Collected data
● ● ●
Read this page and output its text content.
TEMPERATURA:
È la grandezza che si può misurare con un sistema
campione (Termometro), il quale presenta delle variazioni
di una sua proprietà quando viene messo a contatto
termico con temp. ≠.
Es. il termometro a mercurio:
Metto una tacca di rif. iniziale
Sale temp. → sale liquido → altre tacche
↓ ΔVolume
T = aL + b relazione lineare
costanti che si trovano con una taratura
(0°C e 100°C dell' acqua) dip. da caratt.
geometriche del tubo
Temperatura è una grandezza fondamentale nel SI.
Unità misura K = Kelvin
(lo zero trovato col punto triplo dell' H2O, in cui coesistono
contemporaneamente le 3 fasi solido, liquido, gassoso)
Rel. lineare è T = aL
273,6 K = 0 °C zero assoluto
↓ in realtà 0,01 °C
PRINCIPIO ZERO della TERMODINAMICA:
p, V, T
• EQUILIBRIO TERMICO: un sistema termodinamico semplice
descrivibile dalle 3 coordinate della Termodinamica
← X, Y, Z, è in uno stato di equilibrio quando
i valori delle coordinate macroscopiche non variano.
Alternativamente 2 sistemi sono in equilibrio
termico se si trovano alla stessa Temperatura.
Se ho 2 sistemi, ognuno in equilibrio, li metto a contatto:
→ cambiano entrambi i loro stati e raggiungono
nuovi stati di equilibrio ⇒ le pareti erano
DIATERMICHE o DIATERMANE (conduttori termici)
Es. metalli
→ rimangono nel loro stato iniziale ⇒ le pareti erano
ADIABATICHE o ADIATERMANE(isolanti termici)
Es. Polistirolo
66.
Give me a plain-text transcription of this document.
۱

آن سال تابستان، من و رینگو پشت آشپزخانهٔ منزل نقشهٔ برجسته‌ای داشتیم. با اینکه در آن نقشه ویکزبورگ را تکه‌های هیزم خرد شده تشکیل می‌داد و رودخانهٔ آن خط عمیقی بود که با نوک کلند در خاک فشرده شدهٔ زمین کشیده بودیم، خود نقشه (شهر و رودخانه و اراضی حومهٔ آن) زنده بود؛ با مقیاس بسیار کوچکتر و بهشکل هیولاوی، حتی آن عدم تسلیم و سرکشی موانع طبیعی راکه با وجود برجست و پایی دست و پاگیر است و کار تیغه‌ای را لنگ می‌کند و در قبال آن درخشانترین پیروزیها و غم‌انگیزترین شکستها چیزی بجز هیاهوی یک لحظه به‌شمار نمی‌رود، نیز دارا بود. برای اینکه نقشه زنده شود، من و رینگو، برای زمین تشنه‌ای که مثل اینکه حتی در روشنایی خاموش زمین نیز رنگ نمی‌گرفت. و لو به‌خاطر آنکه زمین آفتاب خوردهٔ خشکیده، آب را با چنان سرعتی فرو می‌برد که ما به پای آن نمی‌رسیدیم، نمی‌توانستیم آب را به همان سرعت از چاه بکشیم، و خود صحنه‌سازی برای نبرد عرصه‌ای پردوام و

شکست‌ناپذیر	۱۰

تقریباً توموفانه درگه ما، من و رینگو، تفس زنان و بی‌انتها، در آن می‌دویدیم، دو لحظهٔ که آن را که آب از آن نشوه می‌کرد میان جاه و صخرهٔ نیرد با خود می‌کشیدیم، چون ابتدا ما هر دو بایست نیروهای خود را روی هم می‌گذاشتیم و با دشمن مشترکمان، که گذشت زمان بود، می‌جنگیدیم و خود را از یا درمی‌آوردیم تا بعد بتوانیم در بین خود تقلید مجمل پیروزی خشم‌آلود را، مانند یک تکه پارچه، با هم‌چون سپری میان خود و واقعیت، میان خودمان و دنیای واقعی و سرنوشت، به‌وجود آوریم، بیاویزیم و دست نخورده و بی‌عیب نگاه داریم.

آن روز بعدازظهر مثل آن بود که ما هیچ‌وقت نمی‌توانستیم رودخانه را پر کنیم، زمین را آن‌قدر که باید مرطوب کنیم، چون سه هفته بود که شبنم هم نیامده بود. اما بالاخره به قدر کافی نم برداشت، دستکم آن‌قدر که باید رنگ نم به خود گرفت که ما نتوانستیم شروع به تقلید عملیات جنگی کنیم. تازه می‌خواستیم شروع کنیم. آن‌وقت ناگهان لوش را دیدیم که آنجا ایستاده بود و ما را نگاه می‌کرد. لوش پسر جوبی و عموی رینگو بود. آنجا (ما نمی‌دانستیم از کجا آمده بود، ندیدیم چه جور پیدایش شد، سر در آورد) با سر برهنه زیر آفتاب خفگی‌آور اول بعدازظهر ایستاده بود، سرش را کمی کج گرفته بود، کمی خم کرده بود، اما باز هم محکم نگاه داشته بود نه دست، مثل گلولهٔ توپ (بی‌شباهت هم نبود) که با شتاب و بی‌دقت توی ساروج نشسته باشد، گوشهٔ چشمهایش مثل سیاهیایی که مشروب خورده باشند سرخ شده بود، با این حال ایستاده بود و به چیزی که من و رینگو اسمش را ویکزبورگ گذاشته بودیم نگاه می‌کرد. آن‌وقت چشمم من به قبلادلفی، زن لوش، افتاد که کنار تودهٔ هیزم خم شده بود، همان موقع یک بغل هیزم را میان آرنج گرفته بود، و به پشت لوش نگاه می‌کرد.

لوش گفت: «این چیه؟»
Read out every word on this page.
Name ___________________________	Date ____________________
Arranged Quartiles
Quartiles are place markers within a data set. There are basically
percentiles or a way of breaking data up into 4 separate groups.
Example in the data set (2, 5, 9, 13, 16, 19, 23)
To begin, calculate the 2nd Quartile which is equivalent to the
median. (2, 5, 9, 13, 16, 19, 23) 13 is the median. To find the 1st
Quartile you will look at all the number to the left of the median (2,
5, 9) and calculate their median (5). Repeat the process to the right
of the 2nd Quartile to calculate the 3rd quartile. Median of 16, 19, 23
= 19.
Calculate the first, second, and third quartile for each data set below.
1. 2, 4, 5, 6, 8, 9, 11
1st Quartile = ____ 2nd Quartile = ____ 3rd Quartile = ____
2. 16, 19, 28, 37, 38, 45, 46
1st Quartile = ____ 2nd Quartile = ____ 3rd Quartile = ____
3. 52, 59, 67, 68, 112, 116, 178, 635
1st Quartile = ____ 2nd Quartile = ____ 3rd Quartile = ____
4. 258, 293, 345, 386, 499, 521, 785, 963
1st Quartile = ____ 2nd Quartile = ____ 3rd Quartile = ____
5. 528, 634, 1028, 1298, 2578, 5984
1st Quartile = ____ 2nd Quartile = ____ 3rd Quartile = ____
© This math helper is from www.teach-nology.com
● ● ●
WRITTEN EXERCISE: Report all lines of the data above that include the string "delle".

SOLUTION FOR THIS TASK:
campione (Termometro), il quale presenta delle variazioni
i valori delle coordinate macroscopiche non variano.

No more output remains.